| REQUIRED WORK |
Skip the pictures and quote all of the lines exactly.

====== ITEMS

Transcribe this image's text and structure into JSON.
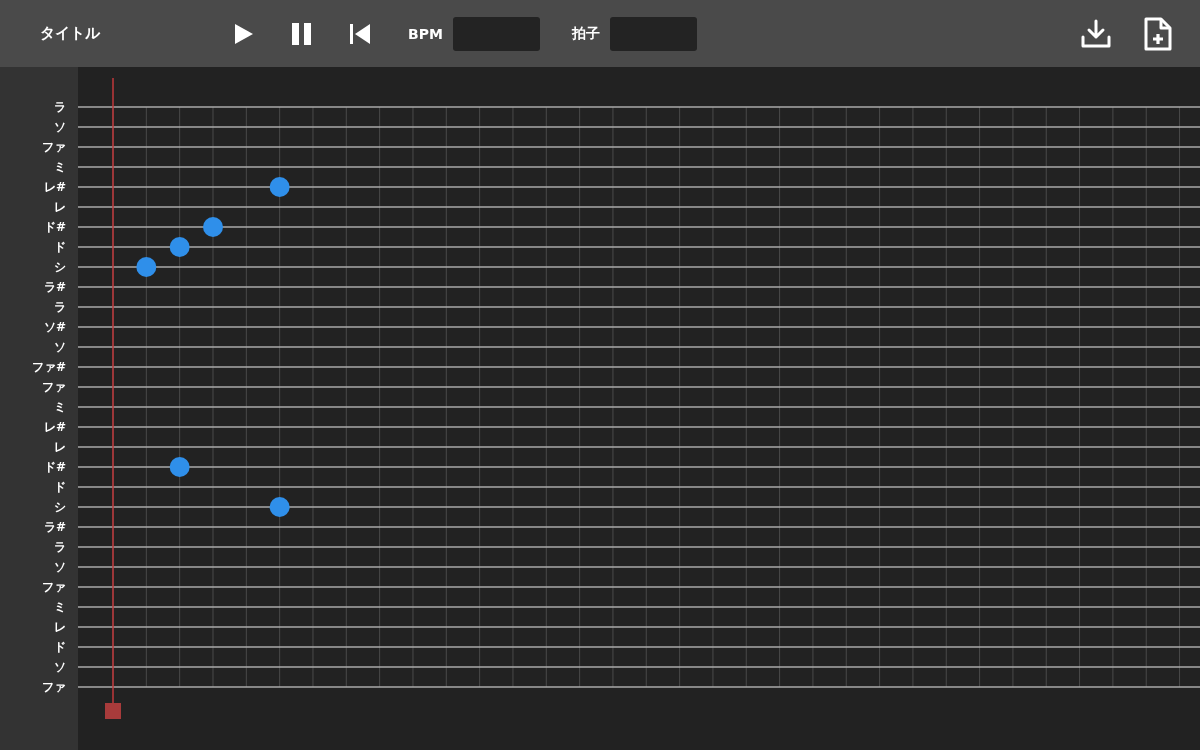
{
  "header": {
    "title": "タイトル",
    "bpm": {
      "label": "BPM"
    },
    "meter": {
      "label": "拍子"
    }
  },
  "rows": [
    {
      "label": "ラ"
    },
    {
      "label": "ソ"
    },
    {
      "label": "ファ"
    },
    {
      "label": "ミ"
    },
    {
      "label": "レ#",
      "steps": [
        false,
        false,
        false,
        false,
        false,
        true
      ]
    },
    {
      "label": "レ"
    },
    {
      "label": "ド#",
      "steps": [
        false,
        false,
        false,
        true
      ]
    },
    {
      "label": "ド",
      "steps": [
        false,
        false,
        true
      ]
    },
    {
      "label": "シ",
      "steps": [
        false,
        true
      ]
    },
    {
      "label": "ラ#"
    },
    {
      "label": "ラ"
    },
    {
      "label": "ソ#"
    },
    {
      "label": "ソ"
    },
    {
      "label": "ファ#"
    },
    {
      "label": "ファ"
    },
    {
      "label": "ミ"
    },
    {
      "label": "レ#"
    },
    {
      "label": "レ"
    },
    {
      "label": "ド#",
      "steps": [
        false,
        false,
        true
      ]
    },
    {
      "label": "ド"
    },
    {
      "label": "シ",
      "steps": [
        false,
        false,
        false,
        false,
        false,
        true
      ]
    },
    {
      "label": "ラ#"
    },
    {
      "label": "ラ"
    },
    {
      "label": "ソ"
    },
    {
      "label": "ファ"
    },
    {
      "label": "ミ"
    },
    {
      "label": "レ"
    },
    {
      "label": "ド"
    },
    {
      "label": "ソ"
    },
    {
      "label": "ファ"
    }
  ],
  "playhead": {
    "level": 0
  }
}
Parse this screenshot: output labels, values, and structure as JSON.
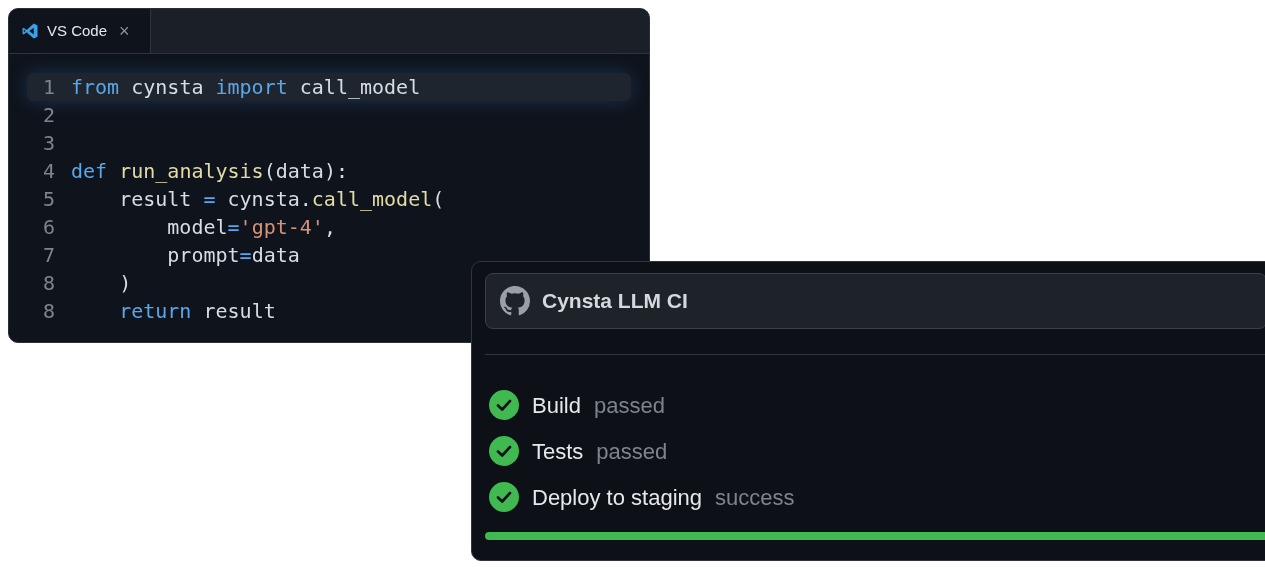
{
  "editor": {
    "tab": {
      "label": "VS Code",
      "close": "×",
      "selected": true
    },
    "lines": [
      {
        "number": "1",
        "highlighted": true,
        "tokens": [
          {
            "kind": "keyword",
            "text": "from"
          },
          {
            "kind": "plain",
            "text": " cynsta "
          },
          {
            "kind": "keyword",
            "text": "import"
          },
          {
            "kind": "plain",
            "text": " call_model"
          }
        ]
      },
      {
        "number": "2",
        "highlighted": false
      },
      {
        "number": "3",
        "highlighted": false
      },
      {
        "number": "4",
        "highlighted": false,
        "tokens": [
          {
            "kind": "keyword",
            "text": "def "
          },
          {
            "kind": "function",
            "text": "run_analysis"
          },
          {
            "kind": "plain",
            "text": "(data):"
          }
        ]
      },
      {
        "number": "5",
        "highlighted": false,
        "tokens": [
          {
            "kind": "plain",
            "text": "    result "
          },
          {
            "kind": "operator",
            "text": "="
          },
          {
            "kind": "plain",
            "text": " cynsta."
          },
          {
            "kind": "function",
            "text": "call_model"
          },
          {
            "kind": "plain",
            "text": "("
          }
        ]
      },
      {
        "number": "6",
        "highlighted": false,
        "tokens": [
          {
            "kind": "plain",
            "text": "        model"
          },
          {
            "kind": "operator",
            "text": "="
          },
          {
            "kind": "string",
            "text": "'gpt-4'"
          },
          {
            "kind": "plain",
            "text": ","
          }
        ]
      },
      {
        "number": "7",
        "highlighted": false,
        "tokens": [
          {
            "kind": "plain",
            "text": "        prompt"
          },
          {
            "kind": "operator",
            "text": "="
          },
          {
            "kind": "plain",
            "text": "data"
          }
        ]
      },
      {
        "number": "8",
        "highlighted": false,
        "tokens": [
          {
            "kind": "plain",
            "text": "    )"
          }
        ]
      },
      {
        "number": "8",
        "highlighted": false,
        "tokens": [
          {
            "kind": "keyword",
            "text": "    return"
          },
          {
            "kind": "plain",
            "text": " result"
          }
        ]
      }
    ]
  },
  "ci": {
    "title": "Cynsta LLM CI",
    "steps": [
      {
        "name": "Build",
        "status": "passed",
        "passed": true
      },
      {
        "name": "Tests",
        "status": "passed",
        "passed": true
      },
      {
        "name": "Deploy to staging",
        "status": "success",
        "passed": true
      }
    ],
    "progress": {
      "level": 1
    }
  }
}
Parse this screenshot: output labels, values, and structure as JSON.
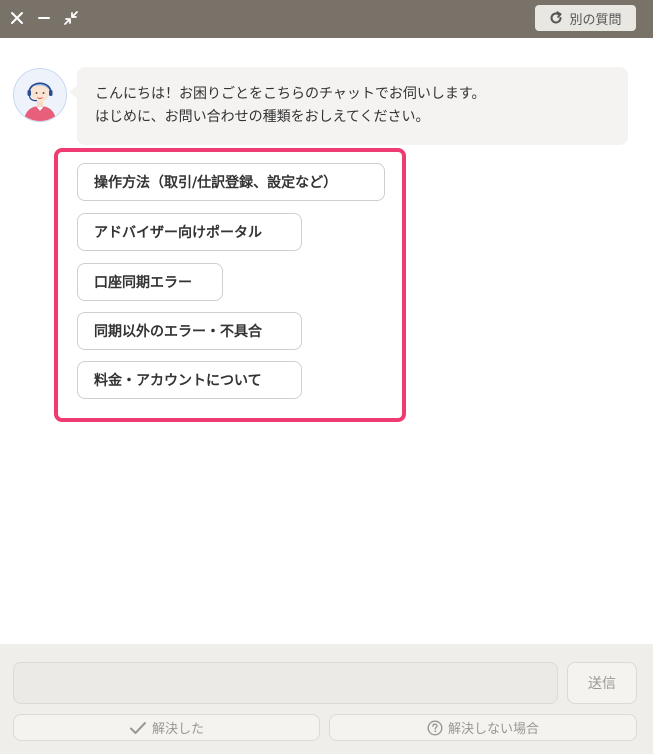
{
  "titlebar": {
    "new_question_label": "別の質問"
  },
  "chat": {
    "bot_message_line1": "こんにちは！お困りごとをこちらのチャットでお伺いします。",
    "bot_message_line2": "はじめに、お問い合わせの種類をおしえてください。",
    "options": [
      {
        "label": "操作方法（取引/仕訳登録、設定など）"
      },
      {
        "label": "アドバイザー向けポータル"
      },
      {
        "label": "口座同期エラー"
      },
      {
        "label": "同期以外のエラー・不具合"
      },
      {
        "label": "料金・アカウントについて"
      }
    ]
  },
  "footer": {
    "input_value": "",
    "input_placeholder": "",
    "send_label": "送信",
    "resolved_label": "解決した",
    "unresolved_label": "解決しない場合"
  },
  "colors": {
    "titlebar": "#787268",
    "highlight_border": "#ef3a72",
    "bubble_bg": "#f4f3f2",
    "footer_bg": "#efeeea"
  },
  "icons": {
    "close": "close-icon",
    "minimize": "minimize-icon",
    "shrink": "shrink-icon",
    "refresh": "refresh-icon",
    "check": "check-icon",
    "help": "help-circle-icon",
    "avatar": "operator-avatar"
  }
}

============

| FINISHED TASK |
Transcribe this image's text and structure into JSON.
{
  "header": {
    "title": "タイトル",
    "bpm": {
      "label": "BPM"
    },
    "meter": {
      "label": "拍子"
    }
  },
  "rows": [
    {
      "label": "ラ"
    },
    {
      "label": "ソ"
    },
    {
      "label": "ファ"
    },
    {
      "label": "ミ"
    },
    {
      "label": "レ#",
      "steps": [
        false,
        false,
        false,
        false,
        false,
        true
      ]
    },
    {
      "label": "レ"
    },
    {
      "label": "ド#",
      "steps": [
        false,
        false,
        false,
        true
      ]
    },
    {
      "label": "ド",
      "steps": [
        false,
        false,
        true
      ]
    },
    {
      "label": "シ",
      "steps": [
        false,
        true
      ]
    },
    {
      "label": "ラ#"
    },
    {
      "label": "ラ"
    },
    {
      "label": "ソ#"
    },
    {
      "label": "ソ"
    },
    {
      "label": "ファ#"
    },
    {
      "label": "ファ"
    },
    {
      "label": "ミ"
    },
    {
      "label": "レ#"
    },
    {
      "label": "レ"
    },
    {
      "label": "ド#",
      "steps": [
        false,
        false,
        true
      ]
    },
    {
      "label": "ド"
    },
    {
      "label": "シ",
      "steps": [
        false,
        false,
        false,
        false,
        false,
        true
      ]
    },
    {
      "label": "ラ#"
    },
    {
      "label": "ラ"
    },
    {
      "label": "ソ"
    },
    {
      "label": "ファ"
    },
    {
      "label": "ミ"
    },
    {
      "label": "レ"
    },
    {
      "label": "ド"
    },
    {
      "label": "ソ"
    },
    {
      "label": "ファ"
    }
  ],
  "playhead": {
    "level": 0
  }
}
Parse this screenshot: output labels, values, and structure as JSON.
{
  "editor": {
    "tab": {
      "label": "VS Code",
      "close": "×",
      "selected": true
    },
    "lines": [
      {
        "number": "1",
        "highlighted": true,
        "tokens": [
          {
            "kind": "keyword",
            "text": "from"
          },
          {
            "kind": "plain",
            "text": " cynsta "
          },
          {
            "kind": "keyword",
            "text": "import"
          },
          {
            "kind": "plain",
            "text": " call_model"
          }
        ]
      },
      {
        "number": "2",
        "highlighted": false
      },
      {
        "number": "3",
        "highlighted": false
      },
      {
        "number": "4",
        "highlighted": false,
        "tokens": [
          {
            "kind": "keyword",
            "text": "def "
          },
          {
            "kind": "function",
            "text": "run_analysis"
          },
          {
            "kind": "plain",
            "text": "(data):"
          }
        ]
      },
      {
        "number": "5",
        "highlighted": false,
        "tokens": [
          {
            "kind": "plain",
            "text": "    result "
          },
          {
            "kind": "operator",
            "text": "="
          },
          {
            "kind": "plain",
            "text": " cynsta."
          },
          {
            "kind": "function",
            "text": "call_model"
          },
          {
            "kind": "plain",
            "text": "("
          }
        ]
      },
      {
        "number": "6",
        "highlighted": false,
        "tokens": [
          {
            "kind": "plain",
            "text": "        model"
          },
          {
            "kind": "operator",
            "text": "="
          },
          {
            "kind": "string",
            "text": "'gpt-4'"
          },
          {
            "kind": "plain",
            "text": ","
          }
        ]
      },
      {
        "number": "7",
        "highlighted": false,
        "tokens": [
          {
            "kind": "plain",
            "text": "        prompt"
          },
          {
            "kind": "operator",
            "text": "="
          },
          {
            "kind": "plain",
            "text": "data"
          }
        ]
      },
      {
        "number": "8",
        "highlighted": false,
        "tokens": [
          {
            "kind": "plain",
            "text": "    )"
          }
        ]
      },
      {
        "number": "8",
        "highlighted": false,
        "tokens": [
          {
            "kind": "keyword",
            "text": "    return"
          },
          {
            "kind": "plain",
            "text": " result"
          }
        ]
      }
    ]
  },
  "ci": {
    "title": "Cynsta LLM CI",
    "steps": [
      {
        "name": "Build",
        "status": "passed",
        "passed": true
      },
      {
        "name": "Tests",
        "status": "passed",
        "passed": true
      },
      {
        "name": "Deploy to staging",
        "status": "success",
        "passed": true
      }
    ],
    "progress": {
      "level": 1
    }
  }
}
Parse this screenshot: output labels, values, and structure as JSON.
{
  "titlebar": {
    "new_question_label": "別の質問"
  },
  "chat": {
    "bot_message_line1": "こんにちは！お困りごとをこちらのチャットでお伺いします。",
    "bot_message_line2": "はじめに、お問い合わせの種類をおしえてください。",
    "options": [
      {
        "label": "操作方法（取引/仕訳登録、設定など）"
      },
      {
        "label": "アドバイザー向けポータル"
      },
      {
        "label": "口座同期エラー"
      },
      {
        "label": "同期以外のエラー・不具合"
      },
      {
        "label": "料金・アカウントについて"
      }
    ]
  },
  "footer": {
    "input_value": "",
    "input_placeholder": "",
    "send_label": "送信",
    "resolved_label": "解決した",
    "unresolved_label": "解決しない場合"
  },
  "colors": {
    "titlebar": "#787268",
    "highlight_border": "#ef3a72",
    "bubble_bg": "#f4f3f2",
    "footer_bg": "#efeeea"
  },
  "icons": {
    "close": "close-icon",
    "minimize": "minimize-icon",
    "shrink": "shrink-icon",
    "refresh": "refresh-icon",
    "check": "check-icon",
    "help": "help-circle-icon",
    "avatar": "operator-avatar"
  }
}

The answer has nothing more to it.